● **YOUR OBJECTIVE**
From the entries below, pull out each line where "What" appears.

(Data extracted from a collection)
━━━━━━━━━━━━━━━━━━━━━━━━━━━━━━

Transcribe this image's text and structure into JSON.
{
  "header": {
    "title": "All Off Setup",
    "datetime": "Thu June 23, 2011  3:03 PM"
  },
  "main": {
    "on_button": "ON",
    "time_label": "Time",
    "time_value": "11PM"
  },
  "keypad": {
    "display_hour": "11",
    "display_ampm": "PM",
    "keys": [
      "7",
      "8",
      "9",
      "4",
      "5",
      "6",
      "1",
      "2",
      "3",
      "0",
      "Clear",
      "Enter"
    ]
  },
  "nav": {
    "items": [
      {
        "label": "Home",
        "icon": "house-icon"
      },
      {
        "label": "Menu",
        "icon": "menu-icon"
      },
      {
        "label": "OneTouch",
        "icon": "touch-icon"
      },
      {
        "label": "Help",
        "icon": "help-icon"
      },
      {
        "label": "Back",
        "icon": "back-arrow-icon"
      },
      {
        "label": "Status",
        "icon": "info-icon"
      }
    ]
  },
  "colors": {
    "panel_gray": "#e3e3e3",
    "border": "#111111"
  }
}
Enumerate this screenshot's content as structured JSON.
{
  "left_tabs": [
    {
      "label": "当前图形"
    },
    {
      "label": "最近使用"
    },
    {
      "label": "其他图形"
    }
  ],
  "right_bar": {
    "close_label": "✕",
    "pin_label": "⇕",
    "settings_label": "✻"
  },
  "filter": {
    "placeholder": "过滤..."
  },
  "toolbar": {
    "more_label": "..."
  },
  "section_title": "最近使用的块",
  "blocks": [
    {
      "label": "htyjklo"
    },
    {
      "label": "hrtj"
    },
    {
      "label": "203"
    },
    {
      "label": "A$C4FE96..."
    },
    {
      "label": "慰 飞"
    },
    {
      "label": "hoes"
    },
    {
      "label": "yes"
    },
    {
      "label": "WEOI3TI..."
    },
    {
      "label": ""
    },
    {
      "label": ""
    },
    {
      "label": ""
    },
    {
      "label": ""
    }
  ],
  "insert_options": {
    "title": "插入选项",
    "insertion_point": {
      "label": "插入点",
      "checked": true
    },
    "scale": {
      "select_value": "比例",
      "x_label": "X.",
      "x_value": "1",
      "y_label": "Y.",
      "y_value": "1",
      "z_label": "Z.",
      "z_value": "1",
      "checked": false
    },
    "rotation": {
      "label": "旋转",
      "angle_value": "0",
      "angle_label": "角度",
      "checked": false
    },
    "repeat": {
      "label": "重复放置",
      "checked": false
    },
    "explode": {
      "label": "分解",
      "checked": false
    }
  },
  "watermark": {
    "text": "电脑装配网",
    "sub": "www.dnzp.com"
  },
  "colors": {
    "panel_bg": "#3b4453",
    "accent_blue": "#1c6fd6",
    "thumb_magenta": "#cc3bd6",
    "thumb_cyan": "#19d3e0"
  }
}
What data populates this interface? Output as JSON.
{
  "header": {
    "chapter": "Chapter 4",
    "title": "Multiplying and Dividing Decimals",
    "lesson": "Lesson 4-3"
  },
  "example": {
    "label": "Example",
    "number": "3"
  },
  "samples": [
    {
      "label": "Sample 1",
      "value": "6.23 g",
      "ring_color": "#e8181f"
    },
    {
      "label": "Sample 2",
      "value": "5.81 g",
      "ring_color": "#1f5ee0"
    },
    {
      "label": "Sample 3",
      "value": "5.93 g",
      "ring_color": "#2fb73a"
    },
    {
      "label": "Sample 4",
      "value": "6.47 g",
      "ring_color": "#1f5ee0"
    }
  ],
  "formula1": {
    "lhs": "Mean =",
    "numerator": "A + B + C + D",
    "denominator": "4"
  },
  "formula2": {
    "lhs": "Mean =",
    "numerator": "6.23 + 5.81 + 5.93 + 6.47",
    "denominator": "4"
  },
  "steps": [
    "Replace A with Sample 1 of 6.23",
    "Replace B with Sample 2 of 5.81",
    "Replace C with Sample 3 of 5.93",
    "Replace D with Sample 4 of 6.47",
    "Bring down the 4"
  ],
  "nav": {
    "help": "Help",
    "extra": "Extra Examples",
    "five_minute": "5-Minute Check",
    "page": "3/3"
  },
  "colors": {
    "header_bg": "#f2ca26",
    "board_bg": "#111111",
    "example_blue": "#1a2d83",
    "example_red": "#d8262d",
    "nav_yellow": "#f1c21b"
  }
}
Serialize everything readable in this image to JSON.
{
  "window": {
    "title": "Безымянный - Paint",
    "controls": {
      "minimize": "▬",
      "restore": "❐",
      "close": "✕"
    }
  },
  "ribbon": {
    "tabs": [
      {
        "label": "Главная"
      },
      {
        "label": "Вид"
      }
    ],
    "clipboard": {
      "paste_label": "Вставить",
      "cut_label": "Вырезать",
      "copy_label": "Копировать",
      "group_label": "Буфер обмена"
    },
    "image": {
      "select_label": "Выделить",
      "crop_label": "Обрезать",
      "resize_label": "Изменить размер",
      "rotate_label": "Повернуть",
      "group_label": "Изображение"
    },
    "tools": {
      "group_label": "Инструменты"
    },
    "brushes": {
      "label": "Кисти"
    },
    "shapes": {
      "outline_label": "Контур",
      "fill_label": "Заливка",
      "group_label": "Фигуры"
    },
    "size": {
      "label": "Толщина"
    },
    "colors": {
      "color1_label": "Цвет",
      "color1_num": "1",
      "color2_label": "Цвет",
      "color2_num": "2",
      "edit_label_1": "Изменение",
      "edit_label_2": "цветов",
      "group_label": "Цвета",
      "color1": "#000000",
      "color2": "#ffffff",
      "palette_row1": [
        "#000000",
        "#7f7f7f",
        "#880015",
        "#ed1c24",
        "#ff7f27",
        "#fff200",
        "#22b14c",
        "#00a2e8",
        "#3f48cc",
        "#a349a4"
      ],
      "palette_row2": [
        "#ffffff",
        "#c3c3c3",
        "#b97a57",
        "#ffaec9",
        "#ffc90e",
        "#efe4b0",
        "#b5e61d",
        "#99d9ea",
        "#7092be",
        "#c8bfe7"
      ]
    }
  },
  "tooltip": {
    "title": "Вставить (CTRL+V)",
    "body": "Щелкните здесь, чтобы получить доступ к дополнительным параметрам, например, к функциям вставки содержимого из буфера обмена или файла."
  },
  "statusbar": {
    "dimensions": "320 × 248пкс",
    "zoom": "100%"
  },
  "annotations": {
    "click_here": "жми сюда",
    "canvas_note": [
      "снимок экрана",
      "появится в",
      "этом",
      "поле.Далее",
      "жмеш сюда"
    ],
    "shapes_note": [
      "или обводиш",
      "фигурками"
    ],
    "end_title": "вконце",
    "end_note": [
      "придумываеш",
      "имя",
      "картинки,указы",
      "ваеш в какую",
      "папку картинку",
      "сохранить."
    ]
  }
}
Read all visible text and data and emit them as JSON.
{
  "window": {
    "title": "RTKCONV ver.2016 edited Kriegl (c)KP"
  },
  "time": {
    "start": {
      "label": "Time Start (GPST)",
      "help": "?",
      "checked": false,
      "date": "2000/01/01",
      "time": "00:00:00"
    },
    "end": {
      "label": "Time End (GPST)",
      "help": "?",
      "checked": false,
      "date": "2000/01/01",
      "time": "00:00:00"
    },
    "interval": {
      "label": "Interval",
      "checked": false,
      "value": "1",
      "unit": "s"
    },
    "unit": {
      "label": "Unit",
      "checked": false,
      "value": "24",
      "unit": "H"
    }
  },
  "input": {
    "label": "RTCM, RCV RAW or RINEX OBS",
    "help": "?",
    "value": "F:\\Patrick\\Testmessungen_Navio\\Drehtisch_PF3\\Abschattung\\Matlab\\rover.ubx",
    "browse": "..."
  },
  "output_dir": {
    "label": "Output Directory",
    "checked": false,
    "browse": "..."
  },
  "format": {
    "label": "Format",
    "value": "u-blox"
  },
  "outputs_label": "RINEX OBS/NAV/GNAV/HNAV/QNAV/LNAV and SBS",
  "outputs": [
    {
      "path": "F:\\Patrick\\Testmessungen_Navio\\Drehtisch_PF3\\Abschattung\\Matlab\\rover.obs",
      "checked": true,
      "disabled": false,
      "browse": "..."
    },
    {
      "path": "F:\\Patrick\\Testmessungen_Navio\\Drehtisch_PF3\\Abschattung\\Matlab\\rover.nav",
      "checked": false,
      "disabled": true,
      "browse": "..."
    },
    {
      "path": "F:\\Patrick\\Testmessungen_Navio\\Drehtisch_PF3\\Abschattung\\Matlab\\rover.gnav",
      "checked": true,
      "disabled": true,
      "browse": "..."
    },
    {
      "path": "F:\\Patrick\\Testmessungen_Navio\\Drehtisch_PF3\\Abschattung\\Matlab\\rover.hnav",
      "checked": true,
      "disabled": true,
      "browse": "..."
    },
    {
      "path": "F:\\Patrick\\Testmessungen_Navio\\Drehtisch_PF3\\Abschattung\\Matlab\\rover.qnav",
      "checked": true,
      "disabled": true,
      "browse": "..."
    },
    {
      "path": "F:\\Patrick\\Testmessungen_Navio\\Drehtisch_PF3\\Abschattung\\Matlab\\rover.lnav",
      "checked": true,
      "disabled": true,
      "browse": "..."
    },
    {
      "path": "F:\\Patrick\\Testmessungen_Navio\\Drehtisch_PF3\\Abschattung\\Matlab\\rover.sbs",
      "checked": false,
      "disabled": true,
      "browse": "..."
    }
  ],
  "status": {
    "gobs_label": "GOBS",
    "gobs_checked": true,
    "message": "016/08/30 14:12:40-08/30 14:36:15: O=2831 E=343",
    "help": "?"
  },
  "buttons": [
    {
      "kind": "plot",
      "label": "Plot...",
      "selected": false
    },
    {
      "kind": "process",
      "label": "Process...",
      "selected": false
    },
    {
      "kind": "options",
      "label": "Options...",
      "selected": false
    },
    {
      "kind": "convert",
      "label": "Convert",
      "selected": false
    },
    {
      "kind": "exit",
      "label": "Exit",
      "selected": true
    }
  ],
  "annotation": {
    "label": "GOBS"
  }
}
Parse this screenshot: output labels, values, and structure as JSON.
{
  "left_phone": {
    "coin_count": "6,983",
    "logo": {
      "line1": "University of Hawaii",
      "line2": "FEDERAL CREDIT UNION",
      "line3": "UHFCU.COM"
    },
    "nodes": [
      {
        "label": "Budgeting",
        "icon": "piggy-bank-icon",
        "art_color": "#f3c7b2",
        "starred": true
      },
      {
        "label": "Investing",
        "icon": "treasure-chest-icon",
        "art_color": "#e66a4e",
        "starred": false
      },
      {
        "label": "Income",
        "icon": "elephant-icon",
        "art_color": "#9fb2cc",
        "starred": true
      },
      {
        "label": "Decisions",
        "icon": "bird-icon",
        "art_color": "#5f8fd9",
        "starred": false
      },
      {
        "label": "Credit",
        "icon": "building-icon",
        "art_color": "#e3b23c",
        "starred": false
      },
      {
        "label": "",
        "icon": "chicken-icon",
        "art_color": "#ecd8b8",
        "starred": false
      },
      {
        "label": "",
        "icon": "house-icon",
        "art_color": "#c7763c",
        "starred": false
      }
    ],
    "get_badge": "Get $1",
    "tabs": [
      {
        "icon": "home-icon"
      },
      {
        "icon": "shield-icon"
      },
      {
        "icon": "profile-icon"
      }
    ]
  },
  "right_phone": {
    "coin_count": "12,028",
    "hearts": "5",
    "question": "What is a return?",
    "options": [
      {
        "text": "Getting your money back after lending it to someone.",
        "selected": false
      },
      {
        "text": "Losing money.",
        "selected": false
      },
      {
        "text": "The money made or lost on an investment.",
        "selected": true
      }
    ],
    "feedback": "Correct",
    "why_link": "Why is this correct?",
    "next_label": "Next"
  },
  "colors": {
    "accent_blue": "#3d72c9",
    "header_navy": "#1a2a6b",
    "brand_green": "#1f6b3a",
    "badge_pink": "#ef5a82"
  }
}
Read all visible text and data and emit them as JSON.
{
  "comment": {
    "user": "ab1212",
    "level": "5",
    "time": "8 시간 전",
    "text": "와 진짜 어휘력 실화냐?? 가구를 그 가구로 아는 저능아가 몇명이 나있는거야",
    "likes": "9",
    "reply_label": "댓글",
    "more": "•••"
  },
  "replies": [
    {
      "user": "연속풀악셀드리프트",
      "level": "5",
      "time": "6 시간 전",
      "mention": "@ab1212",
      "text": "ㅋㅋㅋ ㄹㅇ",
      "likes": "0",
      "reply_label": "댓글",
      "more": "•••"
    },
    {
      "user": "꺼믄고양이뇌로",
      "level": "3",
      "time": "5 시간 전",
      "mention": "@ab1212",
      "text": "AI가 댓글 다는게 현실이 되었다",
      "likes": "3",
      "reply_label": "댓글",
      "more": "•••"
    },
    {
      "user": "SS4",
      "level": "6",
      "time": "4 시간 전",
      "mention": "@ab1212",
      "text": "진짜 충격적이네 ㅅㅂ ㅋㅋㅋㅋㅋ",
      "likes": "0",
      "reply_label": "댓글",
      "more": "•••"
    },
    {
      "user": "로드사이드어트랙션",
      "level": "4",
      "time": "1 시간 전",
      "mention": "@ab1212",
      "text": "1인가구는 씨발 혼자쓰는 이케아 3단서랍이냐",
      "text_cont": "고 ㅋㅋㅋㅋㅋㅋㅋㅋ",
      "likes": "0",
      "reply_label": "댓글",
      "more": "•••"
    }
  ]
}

━━━━━━━━━━━━━━━━━━━━━━━━━━━━━━

● **RESULT OF THIS TASK**
What data populates this interface? Output as JSON.
    "question": "What is a return?",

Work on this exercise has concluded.